=== EXERCISE BRIEF ===
Extract all lines in the data that contain the word "Etelä".

-=-=-=-=-

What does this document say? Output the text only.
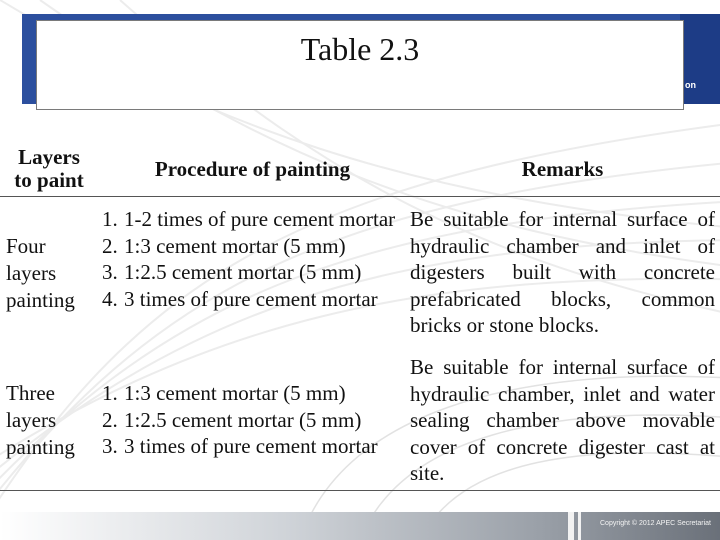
on
Table 2.3
Layers
to paint	Procedure of painting	Remarks
Four
layers
painting
1. 1-2 times of pure cement mortar
2. 1:3 cement mortar (5 mm)
3. 1:2.5 cement mortar (5 mm)
4. 3 times of pure cement mortar
Be suitable for internal surface of hydraulic chamber and inlet of digesters built with concrete prefabricated blocks, common bricks or stone blocks.
Three
layers
painting
1. 1:3 cement mortar (5 mm)
2. 1:2.5 cement mortar (5 mm)
3. 3 times of pure cement mortar
Be suitable for internal surface of hydraulic chamber, inlet and water sealing chamber above movable cover of concrete digester cast at site.
Copyright © 2012 APEC Secretariat
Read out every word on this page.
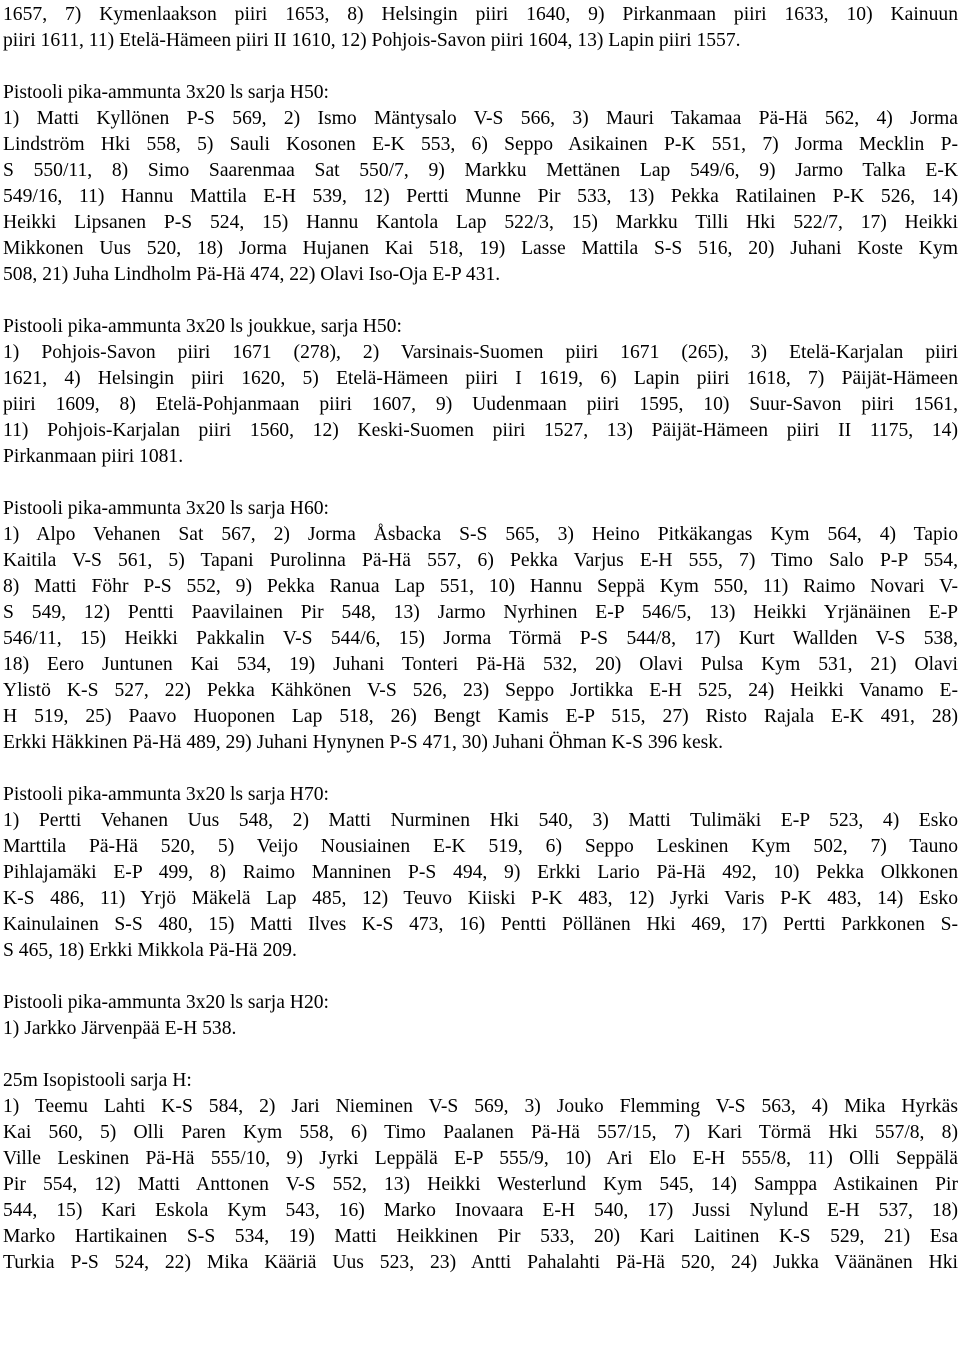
1657, 7) Kymenlaakson piiri 1653, 8) Helsingin piiri 1640, 9) Pirkanmaan piiri 1633, 10) Kainuun
piiri 1611, 11) Etelä-Hämeen piiri II 1610, 12) Pohjois-Savon piiri 1604, 13) Lapin piiri 1557.
Pistooli pika-ammunta 3x20 ls sarja H50:
1) Matti Kyllönen P-S 569, 2) Ismo Mäntysalo V-S 566, 3) Mauri Takamaa Pä-Hä 562, 4) Jorma
Lindström Hki 558, 5) Sauli Kosonen E-K 553, 6) Seppo Asikainen P-K 551, 7) Jorma Mecklin P-
S 550/11, 8) Simo Saarenmaa Sat 550/7, 9) Markku Mettänen Lap 549/6, 9) Jarmo Talka E-K
549/16, 11) Hannu Mattila E-H 539, 12) Pertti Munne Pir 533, 13) Pekka Ratilainen P-K 526, 14)
Heikki Lipsanen P-S 524, 15) Hannu Kantola Lap 522/3, 15) Markku Tilli Hki 522/7, 17) Heikki
Mikkonen Uus 520, 18) Jorma Hujanen Kai 518, 19) Lasse Mattila S-S 516, 20) Juhani Koste Kym
508, 21) Juha Lindholm Pä-Hä 474, 22) Olavi Iso-Oja E-P 431.
Pistooli pika-ammunta 3x20 ls joukkue, sarja H50:
1) Pohjois-Savon piiri 1671 (278), 2) Varsinais-Suomen piiri 1671 (265), 3) Etelä-Karjalan piiri
1621, 4) Helsingin piiri 1620, 5) Etelä-Hämeen piiri I 1619, 6) Lapin piiri 1618, 7) Päijät-Hämeen
piiri 1609, 8) Etelä-Pohjanmaan piiri 1607, 9) Uudenmaan piiri 1595, 10) Suur-Savon piiri 1561,
11) Pohjois-Karjalan piiri 1560, 12) Keski-Suomen piiri 1527, 13) Päijät-Hämeen piiri II 1175, 14)
Pirkanmaan piiri 1081.
Pistooli pika-ammunta 3x20 ls sarja H60:
1) Alpo Vehanen Sat 567, 2) Jorma Åsbacka S-S 565, 3) Heino Pitkäkangas Kym 564, 4) Tapio
Kaitila V-S 561, 5) Tapani Purolinna Pä-Hä 557, 6) Pekka Varjus E-H 555, 7) Timo Salo P-P 554,
8) Matti Föhr P-S 552, 9) Pekka Ranua Lap 551, 10) Hannu Seppä Kym 550, 11) Raimo Novari V-
S 549, 12) Pentti Paavilainen Pir 548, 13) Jarmo Nyrhinen E-P 546/5, 13) Heikki Yrjänäinen E-P
546/11, 15) Heikki Pakkalin V-S 544/6, 15) Jorma Törmä P-S 544/8, 17) Kurt Wallden V-S 538,
18) Eero Juntunen Kai 534, 19) Juhani Tonteri Pä-Hä 532, 20) Olavi Pulsa Kym 531, 21) Olavi
Ylistö K-S 527, 22) Pekka Kähkönen V-S 526, 23) Seppo Jortikka E-H 525, 24) Heikki Vanamo E-
H 519, 25) Paavo Huoponen Lap 518, 26) Bengt Kamis E-P 515, 27) Risto Rajala E-K 491, 28)
Erkki Häkkinen Pä-Hä 489, 29) Juhani Hynynen P-S 471, 30) Juhani Öhman K-S 396 kesk.
Pistooli pika-ammunta 3x20 ls sarja H70:
1) Pertti Vehanen Uus 548, 2) Matti Nurminen Hki 540, 3) Matti Tulimäki E-P 523, 4) Esko
Marttila Pä-Hä 520, 5) Veijo Nousiainen E-K 519, 6) Seppo Leskinen Kym 502, 7) Tauno
Pihlajamäki E-P 499, 8) Raimo Manninen P-S 494, 9) Erkki Lario Pä-Hä 492, 10) Pekka Olkkonen
K-S 486, 11) Yrjö Mäkelä Lap 485, 12) Teuvo Kiiski P-K 483, 12) Jyrki Varis P-K 483, 14) Esko
Kainulainen S-S 480, 15) Matti Ilves K-S 473, 16) Pentti Pöllänen Hki 469, 17) Pertti Parkkonen S-
S 465, 18) Erkki Mikkola Pä-Hä 209.
Pistooli pika-ammunta 3x20 ls sarja H20:
1) Jarkko Järvenpää E-H 538.
25m Isopistooli sarja H:
1) Teemu Lahti K-S 584, 2) Jari Nieminen V-S 569, 3) Jouko Flemming V-S 563, 4) Mika Hyrkäs
Kai 560, 5) Olli Paren Kym 558, 6) Timo Paalanen Pä-Hä 557/15, 7) Kari Törmä Hki 557/8, 8)
Ville Leskinen Pä-Hä 555/10, 9) Jyrki Leppälä E-P 555/9, 10) Ari Elo E-H 555/8, 11) Olli Seppälä
Pir 554, 12) Matti Anttonen V-S 552, 13) Heikki Westerlund Kym 545, 14) Samppa Astikainen Pir
544, 15) Kari Eskola Kym 543, 16) Marko Inovaara E-H 540, 17) Jussi Nylund E-H 537, 18)
Marko Hartikainen S-S 534, 19) Matti Heikkinen Pir 533, 20) Kari Laitinen K-S 529, 21) Esa
Turkia P-S 524, 22) Mika Kääriä Uus 523, 23) Antti Pahalahti Pä-Hä 520, 24) Jukka Väänänen Hki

-=-=-=-=-

=== ANSWER TO THIS EXERCISE ===
piiri 1611, 11) Etelä-Hämeen piiri II 1610, 12) Pohjois-Savon piiri 1604, 13) Lapin piiri 1557.
1) Pohjois-Savon piiri 1671 (278), 2) Varsinais-Suomen piiri 1671 (265), 3) Etelä-Karjalan piiri
1621, 4) Helsingin piiri 1620, 5) Etelä-Hämeen piiri I 1619, 6) Lapin piiri 1618, 7) Päijät-Hämeen
piiri 1609, 8) Etelä-Pohjanmaan piiri 1607, 9) Uudenmaan piiri 1595, 10) Suur-Savon piiri 1561,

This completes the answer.